WORK TO DO:
Every entry should be repeated exactly. Omit the pictures.

*****

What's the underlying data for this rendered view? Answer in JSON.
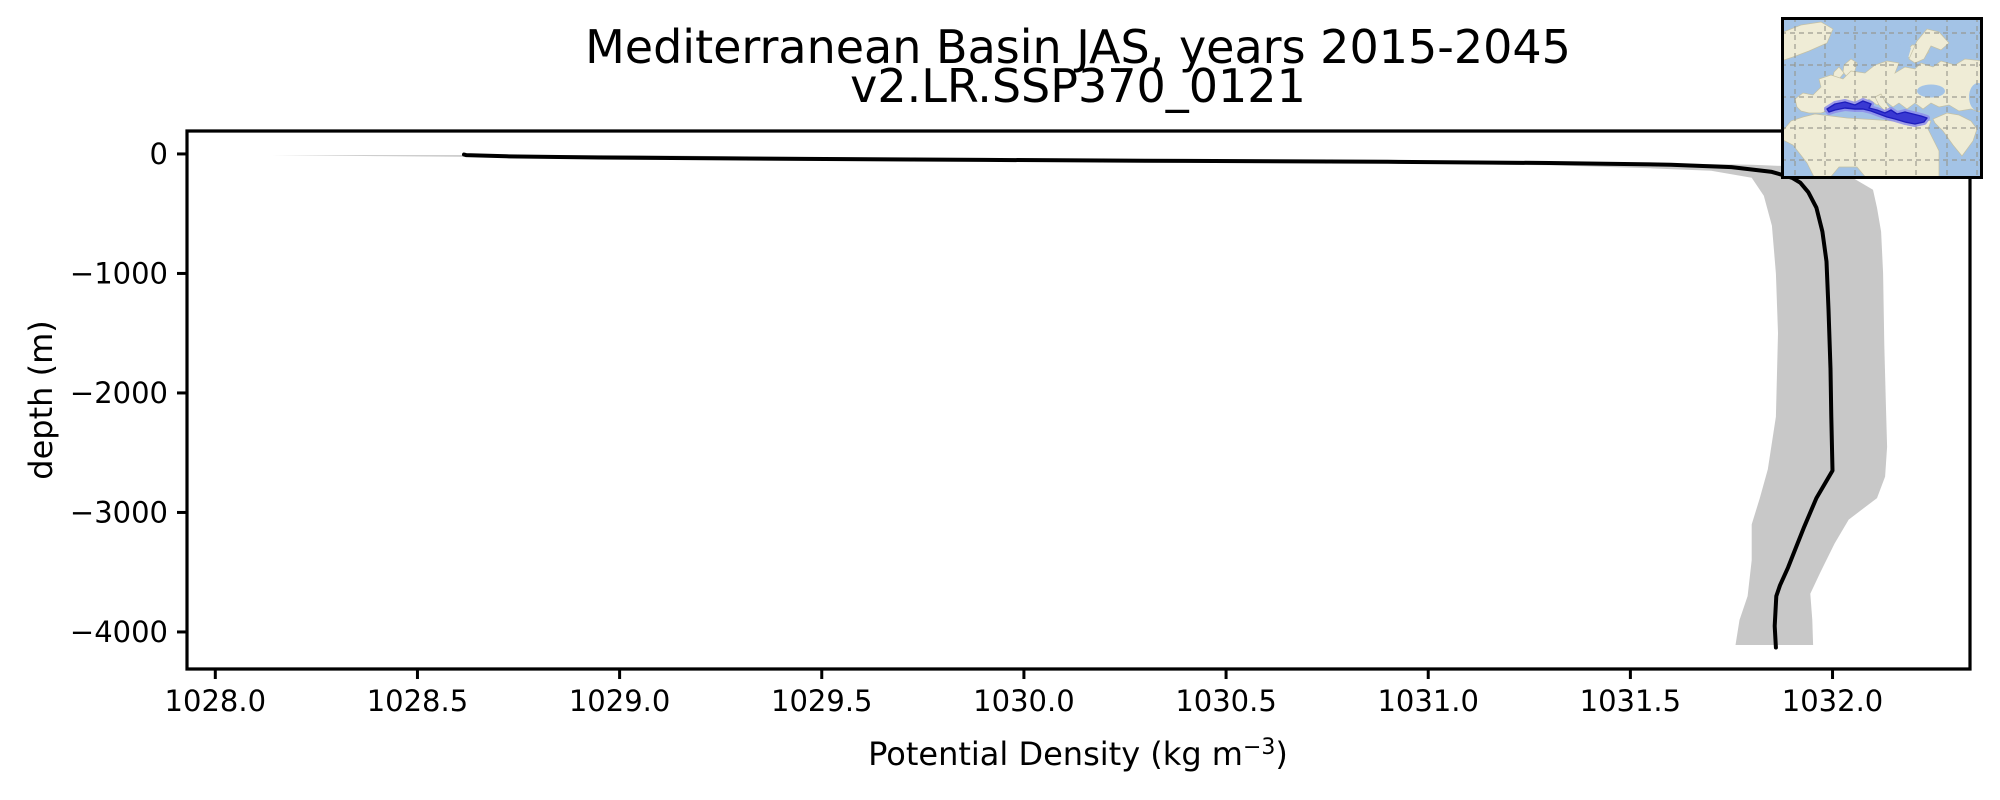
{
  "figure": {
    "title_line1": "Mediterranean Basin JAS, years 2015-2045",
    "title_line2": "v2.LR.SSP370_0121",
    "ylabel": "depth (m)",
    "xlabel_prefix": "Potential Density (kg m",
    "xlabel_sup": "−3",
    "xlabel_suffix": ")",
    "xlabel_full": "Potential Density (kg m⁻³)"
  },
  "chart_data": {
    "type": "line",
    "title": "Mediterranean Basin JAS, years 2015-2045  v2.LR.SSP370_0121",
    "xlabel": "Potential Density (kg m⁻³)",
    "ylabel": "depth (m)",
    "xlim": [
      1027.93,
      1032.34
    ],
    "ylim": [
      -4310,
      192
    ],
    "grid": false,
    "legend": "none",
    "x_ticks": [
      1028.0,
      1028.5,
      1029.0,
      1029.5,
      1030.0,
      1030.5,
      1031.0,
      1031.5,
      1032.0
    ],
    "x_tick_labels": [
      "1028.0",
      "1028.5",
      "1029.0",
      "1029.5",
      "1030.0",
      "1030.5",
      "1031.0",
      "1031.5",
      "1032.0"
    ],
    "y_ticks": [
      0,
      -1000,
      -2000,
      -3000,
      -4000
    ],
    "y_tick_labels": [
      "0",
      "−1000",
      "−2000",
      "−3000",
      "−4000"
    ],
    "series": [
      {
        "name": "mean potential density profile",
        "color": "#000000",
        "line_width": 4,
        "points": [
          [
            1028.615,
            -5
          ],
          [
            1028.62,
            -10
          ],
          [
            1028.72,
            -20
          ],
          [
            1028.95,
            -30
          ],
          [
            1029.4,
            -40
          ],
          [
            1029.9,
            -50
          ],
          [
            1030.4,
            -58
          ],
          [
            1030.9,
            -66
          ],
          [
            1031.3,
            -76
          ],
          [
            1031.6,
            -90
          ],
          [
            1031.75,
            -110
          ],
          [
            1031.85,
            -150
          ],
          [
            1031.9,
            -200
          ],
          [
            1031.92,
            -240
          ],
          [
            1031.94,
            -320
          ],
          [
            1031.96,
            -450
          ],
          [
            1031.975,
            -650
          ],
          [
            1031.985,
            -900
          ],
          [
            1031.99,
            -1300
          ],
          [
            1031.995,
            -1800
          ],
          [
            1031.997,
            -2200
          ],
          [
            1032.0,
            -2650
          ],
          [
            1031.96,
            -2880
          ],
          [
            1031.93,
            -3120
          ],
          [
            1031.91,
            -3290
          ],
          [
            1031.89,
            -3460
          ],
          [
            1031.87,
            -3610
          ],
          [
            1031.861,
            -3700
          ],
          [
            1031.857,
            -3950
          ],
          [
            1031.86,
            -4130
          ]
        ]
      }
    ],
    "band": {
      "name": "plus-minus one standard deviation envelope",
      "color": "#c8c8c8",
      "upper": [
        [
          1029.05,
          -10
        ],
        [
          1029.35,
          -22
        ],
        [
          1029.75,
          -34
        ],
        [
          1030.3,
          -46
        ],
        [
          1030.9,
          -58
        ],
        [
          1031.45,
          -72
        ],
        [
          1031.8,
          -90
        ],
        [
          1031.98,
          -115
        ],
        [
          1032.03,
          -160
        ],
        [
          1032.06,
          -220
        ],
        [
          1032.1,
          -300
        ],
        [
          1032.11,
          -450
        ],
        [
          1032.12,
          -650
        ],
        [
          1032.125,
          -1000
        ],
        [
          1032.128,
          -1600
        ],
        [
          1032.132,
          -2100
        ],
        [
          1032.135,
          -2450
        ],
        [
          1032.13,
          -2700
        ],
        [
          1032.11,
          -2880
        ],
        [
          1032.04,
          -3060
        ],
        [
          1032.005,
          -3260
        ],
        [
          1031.97,
          -3500
        ],
        [
          1031.945,
          -3680
        ],
        [
          1031.95,
          -3900
        ],
        [
          1031.952,
          -4109
        ]
      ],
      "lower": [
        [
          1028.14,
          -10
        ],
        [
          1028.4,
          -18
        ],
        [
          1028.8,
          -28
        ],
        [
          1029.3,
          -40
        ],
        [
          1029.9,
          -52
        ],
        [
          1030.45,
          -64
        ],
        [
          1030.95,
          -78
        ],
        [
          1031.3,
          -95
        ],
        [
          1031.55,
          -120
        ],
        [
          1031.7,
          -140
        ],
        [
          1031.8,
          -200
        ],
        [
          1031.83,
          -350
        ],
        [
          1031.85,
          -600
        ],
        [
          1031.86,
          -1000
        ],
        [
          1031.865,
          -1500
        ],
        [
          1031.86,
          -2200
        ],
        [
          1031.84,
          -2640
        ],
        [
          1031.82,
          -2880
        ],
        [
          1031.8,
          -3100
        ],
        [
          1031.8,
          -3400
        ],
        [
          1031.79,
          -3700
        ],
        [
          1031.77,
          -3900
        ],
        [
          1031.76,
          -4109
        ]
      ]
    }
  },
  "inset_map": {
    "name": "mediterranean-basin-location-map",
    "ocean_color": "#a3c3e6",
    "land_color": "#efecd6",
    "coast_color": "#c4c0a4",
    "grid_color": "#95958a",
    "highlight_fill": "#3939d2",
    "highlight_edge": "#1d1dbd",
    "highlight_halo": "#8d8dea",
    "border_color": "#000000"
  }
}
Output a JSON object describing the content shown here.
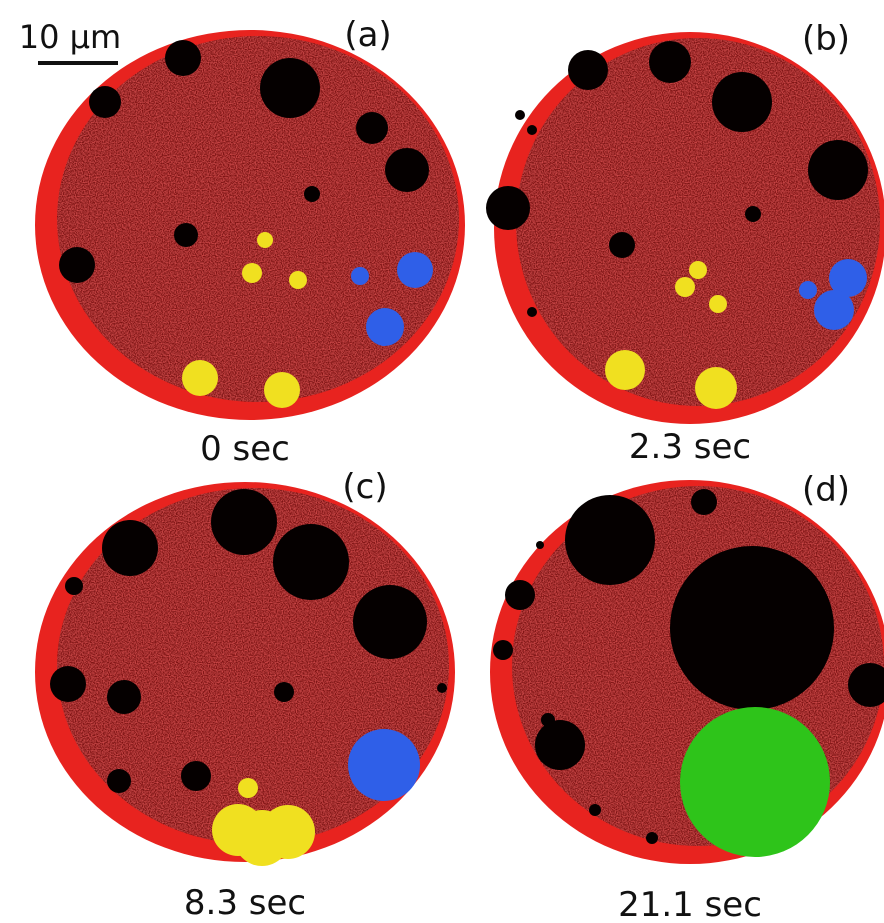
{
  "scale_bar": {
    "label": "10 µm"
  },
  "panels": [
    {
      "label": "(a)",
      "time": "0 sec"
    },
    {
      "label": "(b)",
      "time": "2.3 sec"
    },
    {
      "label": "(c)",
      "time": "8.3 sec"
    },
    {
      "label": "(d)",
      "time": "21.1 sec"
    }
  ]
}
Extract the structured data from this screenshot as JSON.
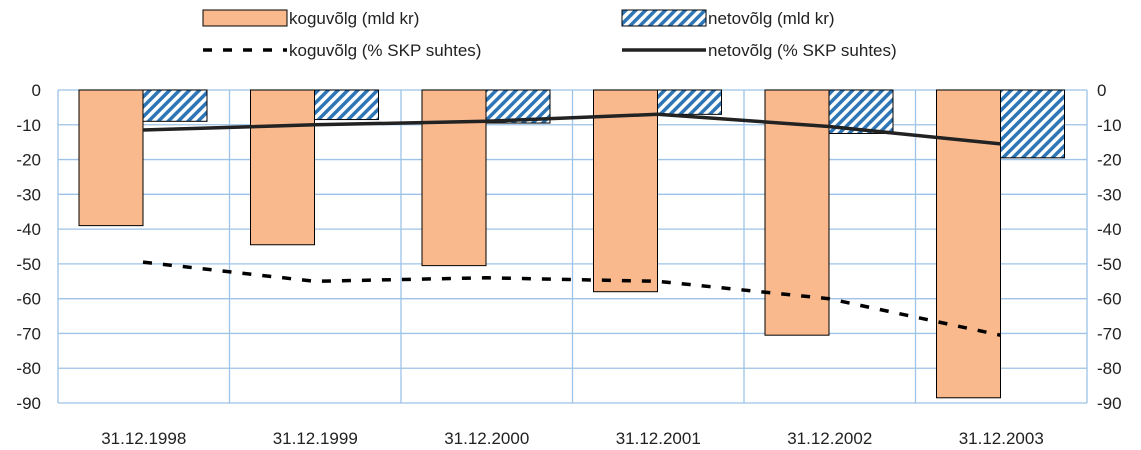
{
  "chart_data": {
    "type": "bar",
    "categories": [
      "31.12.1998",
      "31.12.1999",
      "31.12.2000",
      "31.12.2001",
      "31.12.2002",
      "31.12.2003"
    ],
    "series": [
      {
        "name": "koguvõlg (mld kr)",
        "kind": "bar",
        "fill": "#FAB98C",
        "values": [
          -39,
          -44.5,
          -50.5,
          -58,
          -70.5,
          -88.5
        ]
      },
      {
        "name": "netovõlg (mld kr)",
        "kind": "bar",
        "pattern": "diagonal-hatch",
        "color": "#2E75B6",
        "values": [
          -9,
          -8.5,
          -9.5,
          -7,
          -12.5,
          -19.5
        ]
      },
      {
        "name": "koguvõlg (% SKP suhtes)",
        "kind": "line",
        "style": "dashed",
        "color": "#000000",
        "values": [
          -49.5,
          -55,
          -54,
          -55,
          -60,
          -70.5
        ]
      },
      {
        "name": "netovõlg (% SKP suhtes)",
        "kind": "line",
        "style": "solid",
        "color": "#222222",
        "values": [
          -11.5,
          -10,
          -9,
          -7,
          -10.5,
          -15.5
        ]
      }
    ],
    "ylim": [
      -90,
      0
    ],
    "y_ticks": [
      0,
      -10,
      -20,
      -30,
      -40,
      -50,
      -60,
      -70,
      -80,
      -90
    ],
    "secondary_y_ticks": [
      0,
      -10,
      -20,
      -30,
      -40,
      -50,
      -60,
      -70,
      -80,
      -90
    ],
    "grid": true,
    "grid_color": "#9DC3E6",
    "legend_position": "top"
  }
}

*****

RESULT OF THE TASK:
What's the underlying data for this rendered view? Answer in JSON.
{
  "figure": {
    "title_line1": "Mediterranean Basin JAS, years 2015-2045",
    "title_line2": "v2.LR.SSP370_0121",
    "ylabel": "depth (m)",
    "xlabel_prefix": "Potential Density (kg m",
    "xlabel_sup": "−3",
    "xlabel_suffix": ")",
    "xlabel_full": "Potential Density (kg m⁻³)"
  },
  "chart_data": {
    "type": "line",
    "title": "Mediterranean Basin JAS, years 2015-2045  v2.LR.SSP370_0121",
    "xlabel": "Potential Density (kg m⁻³)",
    "ylabel": "depth (m)",
    "xlim": [
      1027.93,
      1032.34
    ],
    "ylim": [
      -4310,
      192
    ],
    "grid": false,
    "legend": "none",
    "x_ticks": [
      1028.0,
      1028.5,
      1029.0,
      1029.5,
      1030.0,
      1030.5,
      1031.0,
      1031.5,
      1032.0
    ],
    "x_tick_labels": [
      "1028.0",
      "1028.5",
      "1029.0",
      "1029.5",
      "1030.0",
      "1030.5",
      "1031.0",
      "1031.5",
      "1032.0"
    ],
    "y_ticks": [
      0,
      -1000,
      -2000,
      -3000,
      -4000
    ],
    "y_tick_labels": [
      "0",
      "−1000",
      "−2000",
      "−3000",
      "−4000"
    ],
    "series": [
      {
        "name": "mean potential density profile",
        "color": "#000000",
        "line_width": 4,
        "points": [
          [
            1028.615,
            -5
          ],
          [
            1028.62,
            -10
          ],
          [
            1028.72,
            -20
          ],
          [
            1028.95,
            -30
          ],
          [
            1029.4,
            -40
          ],
          [
            1029.9,
            -50
          ],
          [
            1030.4,
            -58
          ],
          [
            1030.9,
            -66
          ],
          [
            1031.3,
            -76
          ],
          [
            1031.6,
            -90
          ],
          [
            1031.75,
            -110
          ],
          [
            1031.85,
            -150
          ],
          [
            1031.9,
            -200
          ],
          [
            1031.92,
            -240
          ],
          [
            1031.94,
            -320
          ],
          [
            1031.96,
            -450
          ],
          [
            1031.975,
            -650
          ],
          [
            1031.985,
            -900
          ],
          [
            1031.99,
            -1300
          ],
          [
            1031.995,
            -1800
          ],
          [
            1031.997,
            -2200
          ],
          [
            1032.0,
            -2650
          ],
          [
            1031.96,
            -2880
          ],
          [
            1031.93,
            -3120
          ],
          [
            1031.91,
            -3290
          ],
          [
            1031.89,
            -3460
          ],
          [
            1031.87,
            -3610
          ],
          [
            1031.861,
            -3700
          ],
          [
            1031.857,
            -3950
          ],
          [
            1031.86,
            -4130
          ]
        ]
      }
    ],
    "band": {
      "name": "plus-minus one standard deviation envelope",
      "color": "#c8c8c8",
      "upper": [
        [
          1029.05,
          -10
        ],
        [
          1029.35,
          -22
        ],
        [
          1029.75,
          -34
        ],
        [
          1030.3,
          -46
        ],
        [
          1030.9,
          -58
        ],
        [
          1031.45,
          -72
        ],
        [
          1031.8,
          -90
        ],
        [
          1031.98,
          -115
        ],
        [
          1032.03,
          -160
        ],
        [
          1032.06,
          -220
        ],
        [
          1032.1,
          -300
        ],
        [
          1032.11,
          -450
        ],
        [
          1032.12,
          -650
        ],
        [
          1032.125,
          -1000
        ],
        [
          1032.128,
          -1600
        ],
        [
          1032.132,
          -2100
        ],
        [
          1032.135,
          -2450
        ],
        [
          1032.13,
          -2700
        ],
        [
          1032.11,
          -2880
        ],
        [
          1032.04,
          -3060
        ],
        [
          1032.005,
          -3260
        ],
        [
          1031.97,
          -3500
        ],
        [
          1031.945,
          -3680
        ],
        [
          1031.95,
          -3900
        ],
        [
          1031.952,
          -4109
        ]
      ],
      "lower": [
        [
          1028.14,
          -10
        ],
        [
          1028.4,
          -18
        ],
        [
          1028.8,
          -28
        ],
        [
          1029.3,
          -40
        ],
        [
          1029.9,
          -52
        ],
        [
          1030.45,
          -64
        ],
        [
          1030.95,
          -78
        ],
        [
          1031.3,
          -95
        ],
        [
          1031.55,
          -120
        ],
        [
          1031.7,
          -140
        ],
        [
          1031.8,
          -200
        ],
        [
          1031.83,
          -350
        ],
        [
          1031.85,
          -600
        ],
        [
          1031.86,
          -1000
        ],
        [
          1031.865,
          -1500
        ],
        [
          1031.86,
          -2200
        ],
        [
          1031.84,
          -2640
        ],
        [
          1031.82,
          -2880
        ],
        [
          1031.8,
          -3100
        ],
        [
          1031.8,
          -3400
        ],
        [
          1031.79,
          -3700
        ],
        [
          1031.77,
          -3900
        ],
        [
          1031.76,
          -4109
        ]
      ]
    }
  },
  "inset_map": {
    "name": "mediterranean-basin-location-map",
    "ocean_color": "#a3c3e6",
    "land_color": "#efecd6",
    "coast_color": "#c4c0a4",
    "grid_color": "#95958a",
    "highlight_fill": "#3939d2",
    "highlight_edge": "#1d1dbd",
    "highlight_halo": "#8d8dea",
    "border_color": "#000000"
  }
}
Output a JSON object describing the content shown here.
{
  "scale_bar": {
    "label": "10 µm"
  },
  "panels": [
    {
      "label": "(a)",
      "time": "0 sec"
    },
    {
      "label": "(b)",
      "time": "2.3 sec"
    },
    {
      "label": "(c)",
      "time": "8.3 sec"
    },
    {
      "label": "(d)",
      "time": "21.1 sec"
    }
  ]
}
Extract the structured data from this screenshot as JSON.
{
  "chart_data": {
    "type": "bar",
    "categories": [
      "31.12.1998",
      "31.12.1999",
      "31.12.2000",
      "31.12.2001",
      "31.12.2002",
      "31.12.2003"
    ],
    "series": [
      {
        "name": "koguvõlg (mld kr)",
        "kind": "bar",
        "fill": "#FAB98C",
        "values": [
          -39,
          -44.5,
          -50.5,
          -58,
          -70.5,
          -88.5
        ]
      },
      {
        "name": "netovõlg (mld kr)",
        "kind": "bar",
        "pattern": "diagonal-hatch",
        "color": "#2E75B6",
        "values": [
          -9,
          -8.5,
          -9.5,
          -7,
          -12.5,
          -19.5
        ]
      },
      {
        "name": "koguvõlg (% SKP suhtes)",
        "kind": "line",
        "style": "dashed",
        "color": "#000000",
        "values": [
          -49.5,
          -55,
          -54,
          -55,
          -60,
          -70.5
        ]
      },
      {
        "name": "netovõlg (% SKP suhtes)",
        "kind": "line",
        "style": "solid",
        "color": "#222222",
        "values": [
          -11.5,
          -10,
          -9,
          -7,
          -10.5,
          -15.5
        ]
      }
    ],
    "ylim": [
      -90,
      0
    ],
    "y_ticks": [
      0,
      -10,
      -20,
      -30,
      -40,
      -50,
      -60,
      -70,
      -80,
      -90
    ],
    "secondary_y_ticks": [
      0,
      -10,
      -20,
      -30,
      -40,
      -50,
      -60,
      -70,
      -80,
      -90
    ],
    "grid": true,
    "grid_color": "#9DC3E6",
    "legend_position": "top"
  }
}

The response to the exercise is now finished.